§ Working data:

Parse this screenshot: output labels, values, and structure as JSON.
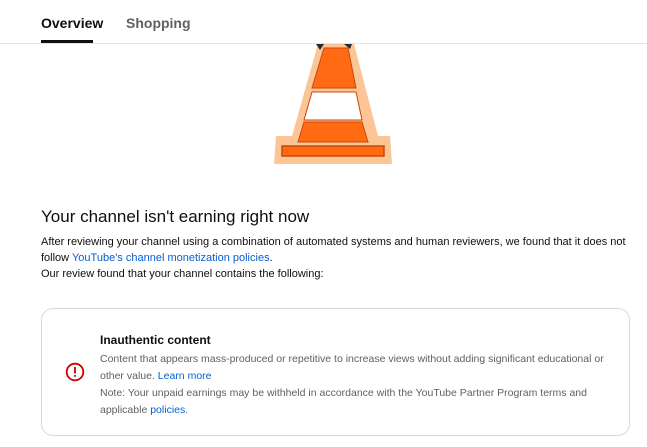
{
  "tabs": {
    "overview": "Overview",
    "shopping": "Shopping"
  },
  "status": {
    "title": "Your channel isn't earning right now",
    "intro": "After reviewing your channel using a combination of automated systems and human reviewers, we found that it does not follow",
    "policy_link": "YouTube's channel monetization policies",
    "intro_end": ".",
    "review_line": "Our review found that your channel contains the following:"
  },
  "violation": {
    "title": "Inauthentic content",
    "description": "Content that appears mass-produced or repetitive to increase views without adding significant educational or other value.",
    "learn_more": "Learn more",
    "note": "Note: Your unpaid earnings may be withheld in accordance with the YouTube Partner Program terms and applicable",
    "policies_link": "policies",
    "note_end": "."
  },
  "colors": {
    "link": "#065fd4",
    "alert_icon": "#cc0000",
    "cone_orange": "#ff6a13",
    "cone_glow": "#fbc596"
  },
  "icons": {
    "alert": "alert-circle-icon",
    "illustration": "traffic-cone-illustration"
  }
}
...
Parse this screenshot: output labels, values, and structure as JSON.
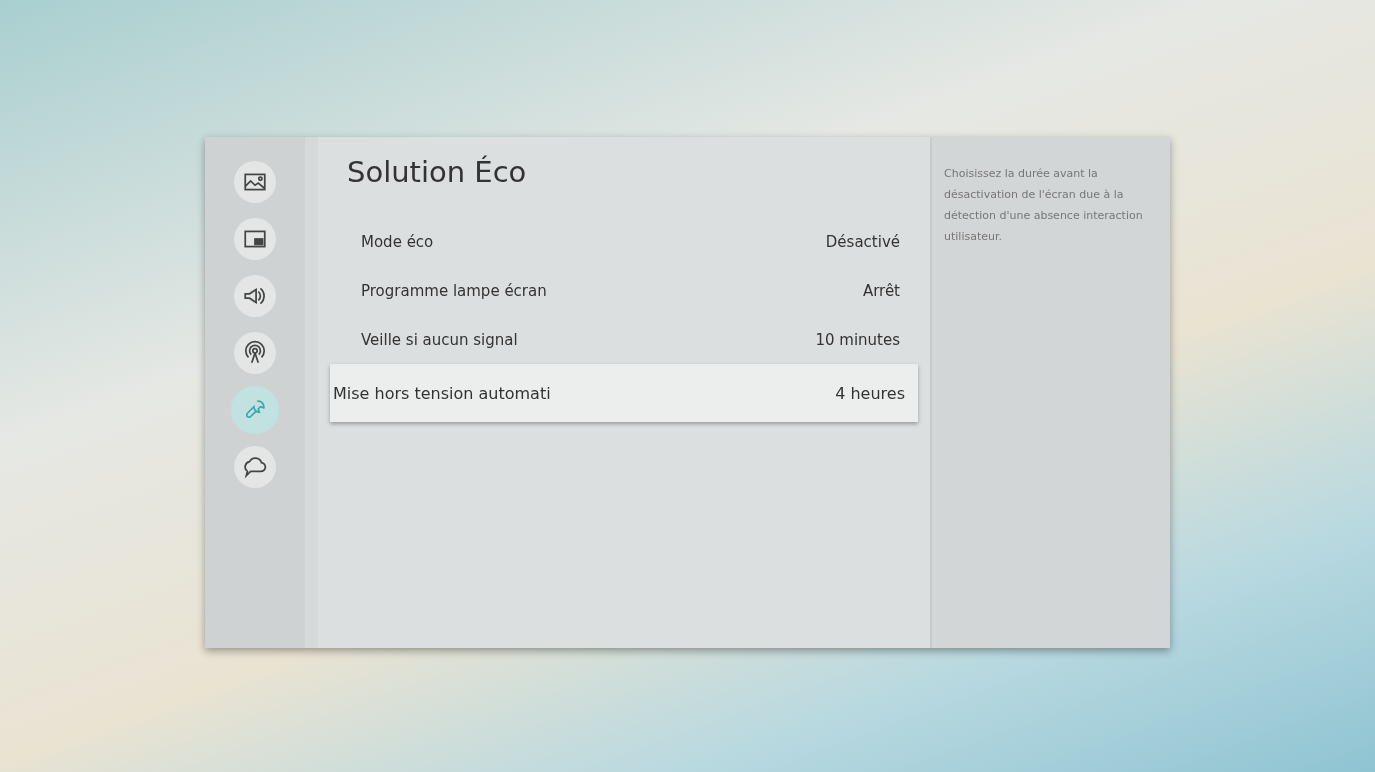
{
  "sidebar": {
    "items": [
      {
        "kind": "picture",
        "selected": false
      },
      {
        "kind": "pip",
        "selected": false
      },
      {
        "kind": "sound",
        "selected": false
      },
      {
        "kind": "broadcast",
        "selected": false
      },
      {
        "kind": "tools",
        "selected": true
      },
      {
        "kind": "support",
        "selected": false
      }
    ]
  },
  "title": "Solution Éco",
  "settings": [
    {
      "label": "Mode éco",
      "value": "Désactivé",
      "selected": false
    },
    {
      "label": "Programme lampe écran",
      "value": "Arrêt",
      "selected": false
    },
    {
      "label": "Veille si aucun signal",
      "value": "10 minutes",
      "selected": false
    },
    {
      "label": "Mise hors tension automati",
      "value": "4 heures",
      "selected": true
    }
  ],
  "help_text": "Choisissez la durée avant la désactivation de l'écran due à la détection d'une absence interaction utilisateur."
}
...
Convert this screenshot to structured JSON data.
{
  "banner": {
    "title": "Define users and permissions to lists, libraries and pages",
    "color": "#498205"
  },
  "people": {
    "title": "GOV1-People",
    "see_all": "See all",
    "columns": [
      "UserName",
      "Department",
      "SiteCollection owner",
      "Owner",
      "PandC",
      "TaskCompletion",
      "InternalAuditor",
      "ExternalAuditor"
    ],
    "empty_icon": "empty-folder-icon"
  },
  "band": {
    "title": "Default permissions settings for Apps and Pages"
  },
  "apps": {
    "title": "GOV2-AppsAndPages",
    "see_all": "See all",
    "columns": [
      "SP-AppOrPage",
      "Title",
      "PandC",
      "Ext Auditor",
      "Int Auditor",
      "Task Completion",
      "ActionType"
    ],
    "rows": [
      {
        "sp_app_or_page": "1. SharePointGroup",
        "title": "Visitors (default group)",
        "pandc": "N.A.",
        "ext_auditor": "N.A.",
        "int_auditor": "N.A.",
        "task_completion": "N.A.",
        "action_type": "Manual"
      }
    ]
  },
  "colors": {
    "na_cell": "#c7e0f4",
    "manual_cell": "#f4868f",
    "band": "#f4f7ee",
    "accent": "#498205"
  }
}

§ Set problem:
Locate and copy each line in the data above that includes the word "YouTube".

§ Solution for this problem:
    "policy_link": "YouTube's channel monetization policies",
    "note": "Note: Your unpaid earnings may be withheld in accordance with the YouTube Partner Program terms and applicable",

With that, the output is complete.